**TO BE DONE**
Check each line of the records below and collect those that include the word "Porch".

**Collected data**

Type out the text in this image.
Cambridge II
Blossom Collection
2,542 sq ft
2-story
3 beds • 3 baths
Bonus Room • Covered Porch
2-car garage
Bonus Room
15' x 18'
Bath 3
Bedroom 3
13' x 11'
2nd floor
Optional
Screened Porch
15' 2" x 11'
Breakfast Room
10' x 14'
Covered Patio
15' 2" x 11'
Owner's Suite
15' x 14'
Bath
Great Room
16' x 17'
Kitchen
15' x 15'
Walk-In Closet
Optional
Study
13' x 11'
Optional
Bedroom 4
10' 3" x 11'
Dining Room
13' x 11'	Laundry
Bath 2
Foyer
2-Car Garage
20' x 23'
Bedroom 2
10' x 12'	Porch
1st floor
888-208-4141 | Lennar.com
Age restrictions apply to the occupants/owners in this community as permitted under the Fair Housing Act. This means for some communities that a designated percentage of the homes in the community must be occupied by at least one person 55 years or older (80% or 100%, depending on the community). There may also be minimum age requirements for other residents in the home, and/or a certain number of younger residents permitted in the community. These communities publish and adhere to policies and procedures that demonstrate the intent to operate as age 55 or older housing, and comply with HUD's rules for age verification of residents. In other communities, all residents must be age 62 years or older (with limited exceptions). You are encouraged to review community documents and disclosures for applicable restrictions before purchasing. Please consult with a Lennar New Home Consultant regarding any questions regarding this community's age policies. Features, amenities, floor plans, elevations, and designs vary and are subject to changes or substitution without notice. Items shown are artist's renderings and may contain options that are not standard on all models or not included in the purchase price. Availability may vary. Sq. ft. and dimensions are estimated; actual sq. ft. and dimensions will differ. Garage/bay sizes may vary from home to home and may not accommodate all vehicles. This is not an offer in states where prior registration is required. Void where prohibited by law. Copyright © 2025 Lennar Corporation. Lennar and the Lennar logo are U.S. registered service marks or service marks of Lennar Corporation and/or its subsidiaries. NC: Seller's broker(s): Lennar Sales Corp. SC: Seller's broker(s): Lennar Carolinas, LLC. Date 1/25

---

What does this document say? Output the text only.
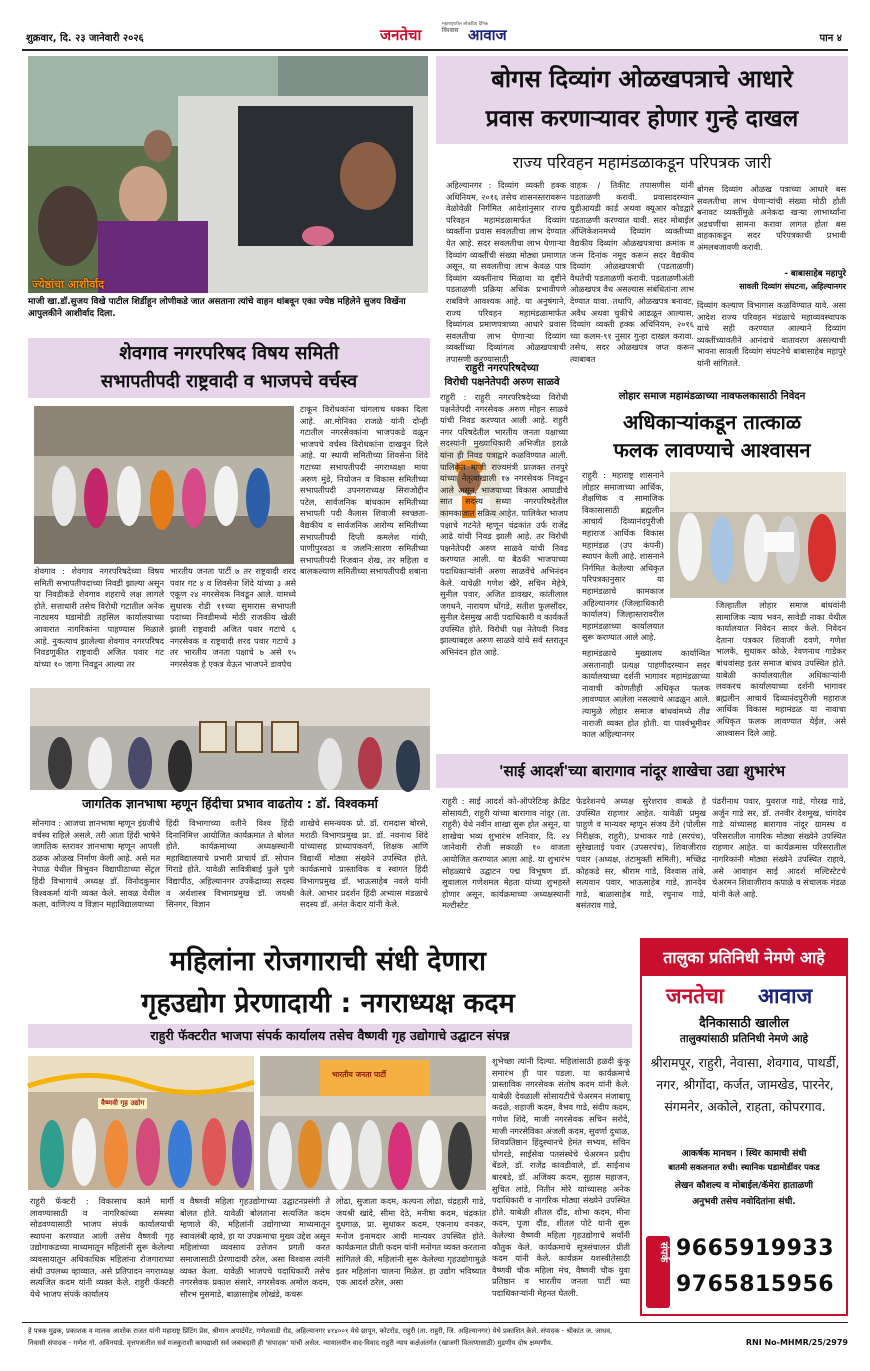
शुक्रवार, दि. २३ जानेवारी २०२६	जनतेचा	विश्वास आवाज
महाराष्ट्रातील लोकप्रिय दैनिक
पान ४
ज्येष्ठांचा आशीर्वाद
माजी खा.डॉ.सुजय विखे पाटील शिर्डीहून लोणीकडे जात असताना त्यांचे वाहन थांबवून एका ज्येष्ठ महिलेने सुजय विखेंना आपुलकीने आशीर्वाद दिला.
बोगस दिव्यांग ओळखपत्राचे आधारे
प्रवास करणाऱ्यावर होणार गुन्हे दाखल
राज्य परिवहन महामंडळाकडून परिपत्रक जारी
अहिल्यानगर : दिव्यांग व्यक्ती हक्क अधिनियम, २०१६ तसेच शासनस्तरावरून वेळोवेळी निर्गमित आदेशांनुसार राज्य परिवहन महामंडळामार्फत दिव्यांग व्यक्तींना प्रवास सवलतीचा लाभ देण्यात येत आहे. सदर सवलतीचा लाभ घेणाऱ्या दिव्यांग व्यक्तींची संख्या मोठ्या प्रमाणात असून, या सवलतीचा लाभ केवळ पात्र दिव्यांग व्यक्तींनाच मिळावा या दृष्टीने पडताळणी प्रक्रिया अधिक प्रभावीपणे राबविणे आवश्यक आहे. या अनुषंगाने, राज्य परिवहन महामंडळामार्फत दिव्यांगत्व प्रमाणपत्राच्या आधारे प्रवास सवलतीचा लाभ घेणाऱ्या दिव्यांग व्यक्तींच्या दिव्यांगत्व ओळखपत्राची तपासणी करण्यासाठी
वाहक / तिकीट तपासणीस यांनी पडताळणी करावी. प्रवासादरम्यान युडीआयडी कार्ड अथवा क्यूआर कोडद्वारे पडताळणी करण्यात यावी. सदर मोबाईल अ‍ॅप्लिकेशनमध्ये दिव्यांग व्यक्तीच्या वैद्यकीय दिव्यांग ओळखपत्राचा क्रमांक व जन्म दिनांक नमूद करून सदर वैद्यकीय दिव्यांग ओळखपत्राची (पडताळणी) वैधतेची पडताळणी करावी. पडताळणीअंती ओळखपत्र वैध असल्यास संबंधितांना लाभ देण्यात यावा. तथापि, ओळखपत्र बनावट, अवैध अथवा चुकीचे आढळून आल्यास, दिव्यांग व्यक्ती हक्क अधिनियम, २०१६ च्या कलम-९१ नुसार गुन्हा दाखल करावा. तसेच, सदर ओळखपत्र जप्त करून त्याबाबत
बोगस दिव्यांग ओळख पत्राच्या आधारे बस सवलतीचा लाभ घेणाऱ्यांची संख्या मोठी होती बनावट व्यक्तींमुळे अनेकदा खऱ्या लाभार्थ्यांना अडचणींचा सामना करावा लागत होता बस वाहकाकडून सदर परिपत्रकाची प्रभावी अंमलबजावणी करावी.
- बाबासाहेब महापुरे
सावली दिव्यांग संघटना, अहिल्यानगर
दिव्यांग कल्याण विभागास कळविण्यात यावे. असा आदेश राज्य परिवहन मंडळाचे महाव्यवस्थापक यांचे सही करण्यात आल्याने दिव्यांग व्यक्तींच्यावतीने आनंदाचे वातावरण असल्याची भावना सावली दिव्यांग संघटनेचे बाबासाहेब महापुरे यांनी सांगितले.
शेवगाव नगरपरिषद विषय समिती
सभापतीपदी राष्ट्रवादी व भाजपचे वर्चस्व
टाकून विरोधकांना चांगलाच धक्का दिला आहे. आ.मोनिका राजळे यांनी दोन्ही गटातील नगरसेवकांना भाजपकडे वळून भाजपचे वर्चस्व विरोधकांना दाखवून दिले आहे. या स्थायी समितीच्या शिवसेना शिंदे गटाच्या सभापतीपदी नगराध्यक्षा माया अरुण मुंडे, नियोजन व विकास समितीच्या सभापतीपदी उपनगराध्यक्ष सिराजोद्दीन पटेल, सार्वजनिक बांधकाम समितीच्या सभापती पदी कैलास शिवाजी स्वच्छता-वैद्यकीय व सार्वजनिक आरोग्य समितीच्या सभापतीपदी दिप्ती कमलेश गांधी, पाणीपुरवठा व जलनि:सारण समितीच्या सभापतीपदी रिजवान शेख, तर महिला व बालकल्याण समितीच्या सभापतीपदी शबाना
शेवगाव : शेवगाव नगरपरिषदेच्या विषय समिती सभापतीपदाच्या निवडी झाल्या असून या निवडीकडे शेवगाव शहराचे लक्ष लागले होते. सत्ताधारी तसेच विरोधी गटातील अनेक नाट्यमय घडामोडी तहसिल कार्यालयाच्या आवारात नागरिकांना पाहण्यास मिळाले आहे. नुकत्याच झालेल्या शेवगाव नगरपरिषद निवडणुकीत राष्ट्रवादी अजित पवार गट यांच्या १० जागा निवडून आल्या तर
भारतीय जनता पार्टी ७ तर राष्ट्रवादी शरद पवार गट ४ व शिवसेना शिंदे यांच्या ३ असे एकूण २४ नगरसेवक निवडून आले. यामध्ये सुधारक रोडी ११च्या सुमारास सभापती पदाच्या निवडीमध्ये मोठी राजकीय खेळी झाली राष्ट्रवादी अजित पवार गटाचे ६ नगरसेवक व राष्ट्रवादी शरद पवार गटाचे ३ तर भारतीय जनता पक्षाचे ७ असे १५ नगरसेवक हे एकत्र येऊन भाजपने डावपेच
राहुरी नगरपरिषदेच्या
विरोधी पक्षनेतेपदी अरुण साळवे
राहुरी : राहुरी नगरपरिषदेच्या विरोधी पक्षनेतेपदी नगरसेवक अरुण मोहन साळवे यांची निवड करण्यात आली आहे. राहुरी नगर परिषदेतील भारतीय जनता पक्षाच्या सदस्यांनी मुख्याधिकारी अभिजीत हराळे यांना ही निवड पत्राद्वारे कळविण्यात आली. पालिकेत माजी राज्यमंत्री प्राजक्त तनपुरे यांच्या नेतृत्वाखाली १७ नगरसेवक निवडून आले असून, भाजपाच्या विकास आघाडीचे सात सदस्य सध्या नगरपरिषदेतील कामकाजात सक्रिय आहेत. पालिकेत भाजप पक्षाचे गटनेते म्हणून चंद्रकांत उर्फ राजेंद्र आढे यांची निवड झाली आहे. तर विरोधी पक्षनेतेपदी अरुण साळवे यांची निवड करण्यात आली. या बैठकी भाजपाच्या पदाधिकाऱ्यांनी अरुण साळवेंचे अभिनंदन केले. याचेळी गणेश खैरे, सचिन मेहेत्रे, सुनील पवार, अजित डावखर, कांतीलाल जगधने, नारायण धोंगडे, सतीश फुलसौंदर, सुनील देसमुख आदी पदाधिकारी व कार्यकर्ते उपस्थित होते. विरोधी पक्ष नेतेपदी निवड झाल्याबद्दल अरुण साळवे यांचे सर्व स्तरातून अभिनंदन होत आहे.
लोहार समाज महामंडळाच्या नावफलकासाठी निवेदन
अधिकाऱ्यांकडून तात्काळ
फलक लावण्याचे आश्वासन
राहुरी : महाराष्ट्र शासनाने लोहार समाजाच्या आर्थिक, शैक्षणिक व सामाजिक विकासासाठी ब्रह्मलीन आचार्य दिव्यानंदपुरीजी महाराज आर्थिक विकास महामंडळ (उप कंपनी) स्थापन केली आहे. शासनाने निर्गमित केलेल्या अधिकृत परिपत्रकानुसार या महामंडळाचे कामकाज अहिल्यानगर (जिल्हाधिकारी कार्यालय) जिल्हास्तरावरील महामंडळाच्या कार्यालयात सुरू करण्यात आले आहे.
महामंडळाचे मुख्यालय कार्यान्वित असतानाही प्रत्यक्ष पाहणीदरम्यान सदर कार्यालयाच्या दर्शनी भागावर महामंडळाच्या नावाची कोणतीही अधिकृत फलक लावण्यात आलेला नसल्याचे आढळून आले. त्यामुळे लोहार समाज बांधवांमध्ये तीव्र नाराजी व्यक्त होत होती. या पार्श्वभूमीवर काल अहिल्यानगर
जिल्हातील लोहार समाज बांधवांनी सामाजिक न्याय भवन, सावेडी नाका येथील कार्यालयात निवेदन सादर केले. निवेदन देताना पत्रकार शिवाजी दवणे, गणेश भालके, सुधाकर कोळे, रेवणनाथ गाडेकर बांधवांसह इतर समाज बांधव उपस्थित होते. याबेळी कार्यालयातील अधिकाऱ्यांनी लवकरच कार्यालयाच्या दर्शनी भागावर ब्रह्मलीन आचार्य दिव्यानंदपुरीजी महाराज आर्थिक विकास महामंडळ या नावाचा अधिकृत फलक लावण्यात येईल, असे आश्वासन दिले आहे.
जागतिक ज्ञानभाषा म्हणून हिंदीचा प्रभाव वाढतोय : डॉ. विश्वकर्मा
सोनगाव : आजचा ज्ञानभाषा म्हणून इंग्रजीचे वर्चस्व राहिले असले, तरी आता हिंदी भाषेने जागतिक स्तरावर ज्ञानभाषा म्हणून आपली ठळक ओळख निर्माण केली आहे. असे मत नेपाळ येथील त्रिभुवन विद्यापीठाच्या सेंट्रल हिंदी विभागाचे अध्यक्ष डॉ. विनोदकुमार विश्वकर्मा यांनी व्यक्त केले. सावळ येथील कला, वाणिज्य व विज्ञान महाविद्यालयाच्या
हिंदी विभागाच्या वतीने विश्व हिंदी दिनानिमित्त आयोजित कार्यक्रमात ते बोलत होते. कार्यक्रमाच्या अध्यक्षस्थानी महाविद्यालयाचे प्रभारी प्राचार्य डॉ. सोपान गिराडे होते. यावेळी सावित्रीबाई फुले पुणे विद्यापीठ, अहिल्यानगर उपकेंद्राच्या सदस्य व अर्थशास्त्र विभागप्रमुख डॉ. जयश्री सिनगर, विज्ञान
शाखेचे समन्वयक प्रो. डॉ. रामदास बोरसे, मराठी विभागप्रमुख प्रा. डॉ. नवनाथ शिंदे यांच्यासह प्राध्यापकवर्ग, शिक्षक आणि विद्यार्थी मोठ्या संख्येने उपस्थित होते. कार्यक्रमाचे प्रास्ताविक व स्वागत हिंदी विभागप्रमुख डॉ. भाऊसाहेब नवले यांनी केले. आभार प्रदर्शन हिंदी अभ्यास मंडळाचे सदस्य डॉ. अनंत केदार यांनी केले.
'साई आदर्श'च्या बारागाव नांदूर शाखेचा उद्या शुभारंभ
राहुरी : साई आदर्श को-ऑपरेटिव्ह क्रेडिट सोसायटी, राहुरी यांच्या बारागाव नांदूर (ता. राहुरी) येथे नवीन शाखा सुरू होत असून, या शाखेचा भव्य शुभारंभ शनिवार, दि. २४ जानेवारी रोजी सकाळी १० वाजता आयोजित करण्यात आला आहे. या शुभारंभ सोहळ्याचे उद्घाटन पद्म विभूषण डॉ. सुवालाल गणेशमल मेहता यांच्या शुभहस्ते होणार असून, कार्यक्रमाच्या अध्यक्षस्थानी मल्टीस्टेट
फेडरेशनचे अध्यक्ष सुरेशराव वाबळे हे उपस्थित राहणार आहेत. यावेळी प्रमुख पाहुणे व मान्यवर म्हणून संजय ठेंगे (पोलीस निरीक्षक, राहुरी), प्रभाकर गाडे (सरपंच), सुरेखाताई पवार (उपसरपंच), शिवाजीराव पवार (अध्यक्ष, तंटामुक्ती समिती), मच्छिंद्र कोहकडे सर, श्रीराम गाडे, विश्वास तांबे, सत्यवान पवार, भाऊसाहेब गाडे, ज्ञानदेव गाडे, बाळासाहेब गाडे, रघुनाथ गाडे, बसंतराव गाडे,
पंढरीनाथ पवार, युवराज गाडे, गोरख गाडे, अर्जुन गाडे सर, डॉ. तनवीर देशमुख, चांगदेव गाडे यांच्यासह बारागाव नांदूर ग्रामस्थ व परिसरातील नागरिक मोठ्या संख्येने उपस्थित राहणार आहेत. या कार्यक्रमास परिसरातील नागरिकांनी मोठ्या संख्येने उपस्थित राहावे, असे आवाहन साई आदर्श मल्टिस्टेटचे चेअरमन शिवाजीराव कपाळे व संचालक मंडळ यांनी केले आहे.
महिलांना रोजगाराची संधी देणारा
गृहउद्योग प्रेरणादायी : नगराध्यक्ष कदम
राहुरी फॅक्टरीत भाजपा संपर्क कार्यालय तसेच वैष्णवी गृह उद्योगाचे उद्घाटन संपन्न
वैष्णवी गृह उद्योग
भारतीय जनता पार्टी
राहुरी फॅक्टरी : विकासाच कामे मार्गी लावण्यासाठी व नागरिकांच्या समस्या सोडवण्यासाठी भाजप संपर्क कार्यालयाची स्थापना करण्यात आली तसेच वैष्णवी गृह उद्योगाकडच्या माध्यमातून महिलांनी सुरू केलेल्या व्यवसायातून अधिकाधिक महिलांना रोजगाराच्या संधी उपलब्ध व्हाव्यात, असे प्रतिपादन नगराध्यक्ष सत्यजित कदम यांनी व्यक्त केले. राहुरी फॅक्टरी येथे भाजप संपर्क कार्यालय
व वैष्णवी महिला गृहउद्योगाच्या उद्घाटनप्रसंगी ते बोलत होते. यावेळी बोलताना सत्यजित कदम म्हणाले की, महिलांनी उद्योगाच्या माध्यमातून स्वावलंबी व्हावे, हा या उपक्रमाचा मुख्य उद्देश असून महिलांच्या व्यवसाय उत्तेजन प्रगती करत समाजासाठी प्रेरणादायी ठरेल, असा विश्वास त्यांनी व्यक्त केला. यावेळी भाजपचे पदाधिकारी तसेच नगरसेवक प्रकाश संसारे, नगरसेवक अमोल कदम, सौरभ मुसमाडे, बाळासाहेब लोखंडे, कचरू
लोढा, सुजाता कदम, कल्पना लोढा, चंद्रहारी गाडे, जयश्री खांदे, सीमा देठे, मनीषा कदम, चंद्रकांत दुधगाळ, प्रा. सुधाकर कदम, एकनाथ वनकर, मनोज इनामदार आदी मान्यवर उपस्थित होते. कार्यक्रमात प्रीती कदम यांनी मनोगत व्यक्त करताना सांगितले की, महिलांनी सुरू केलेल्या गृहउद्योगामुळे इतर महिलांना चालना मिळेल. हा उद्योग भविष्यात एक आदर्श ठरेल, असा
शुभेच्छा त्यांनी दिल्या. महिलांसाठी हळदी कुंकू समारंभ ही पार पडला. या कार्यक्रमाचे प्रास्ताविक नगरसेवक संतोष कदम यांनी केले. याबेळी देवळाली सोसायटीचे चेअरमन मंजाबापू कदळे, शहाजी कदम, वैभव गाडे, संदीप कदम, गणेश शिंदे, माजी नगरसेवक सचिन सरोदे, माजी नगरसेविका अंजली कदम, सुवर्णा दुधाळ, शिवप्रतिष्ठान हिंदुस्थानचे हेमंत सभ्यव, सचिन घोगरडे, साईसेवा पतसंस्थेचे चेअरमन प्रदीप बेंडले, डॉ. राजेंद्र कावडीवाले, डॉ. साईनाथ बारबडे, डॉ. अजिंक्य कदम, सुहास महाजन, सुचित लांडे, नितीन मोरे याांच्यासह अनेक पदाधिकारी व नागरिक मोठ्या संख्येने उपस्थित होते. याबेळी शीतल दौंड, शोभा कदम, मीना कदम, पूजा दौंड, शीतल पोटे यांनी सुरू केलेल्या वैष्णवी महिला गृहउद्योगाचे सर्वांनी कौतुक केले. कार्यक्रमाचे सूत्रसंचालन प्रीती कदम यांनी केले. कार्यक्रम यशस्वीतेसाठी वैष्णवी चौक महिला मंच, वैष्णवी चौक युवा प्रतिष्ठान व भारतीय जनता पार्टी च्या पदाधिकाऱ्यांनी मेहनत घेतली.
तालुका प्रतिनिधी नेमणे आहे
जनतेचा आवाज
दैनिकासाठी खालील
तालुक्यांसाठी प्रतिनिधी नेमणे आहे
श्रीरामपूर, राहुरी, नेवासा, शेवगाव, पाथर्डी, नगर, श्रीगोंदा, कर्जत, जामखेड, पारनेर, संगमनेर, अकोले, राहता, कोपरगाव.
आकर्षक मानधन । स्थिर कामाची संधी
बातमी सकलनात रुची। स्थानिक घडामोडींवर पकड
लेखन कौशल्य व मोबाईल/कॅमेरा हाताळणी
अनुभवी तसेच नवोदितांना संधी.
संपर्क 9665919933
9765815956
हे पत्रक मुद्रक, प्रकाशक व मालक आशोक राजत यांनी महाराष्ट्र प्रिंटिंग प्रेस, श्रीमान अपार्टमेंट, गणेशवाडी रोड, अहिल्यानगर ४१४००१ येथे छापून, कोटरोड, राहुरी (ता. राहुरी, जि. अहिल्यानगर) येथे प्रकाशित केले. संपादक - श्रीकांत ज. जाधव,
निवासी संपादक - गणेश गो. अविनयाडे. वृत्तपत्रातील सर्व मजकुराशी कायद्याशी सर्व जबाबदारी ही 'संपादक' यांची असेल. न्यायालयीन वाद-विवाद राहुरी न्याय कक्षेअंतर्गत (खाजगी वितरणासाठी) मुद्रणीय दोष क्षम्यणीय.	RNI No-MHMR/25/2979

**SOLUTION TO THIS EXERCISE**
Bonus Room • Covered Porch
Screened Porch
10' x 12'	Porch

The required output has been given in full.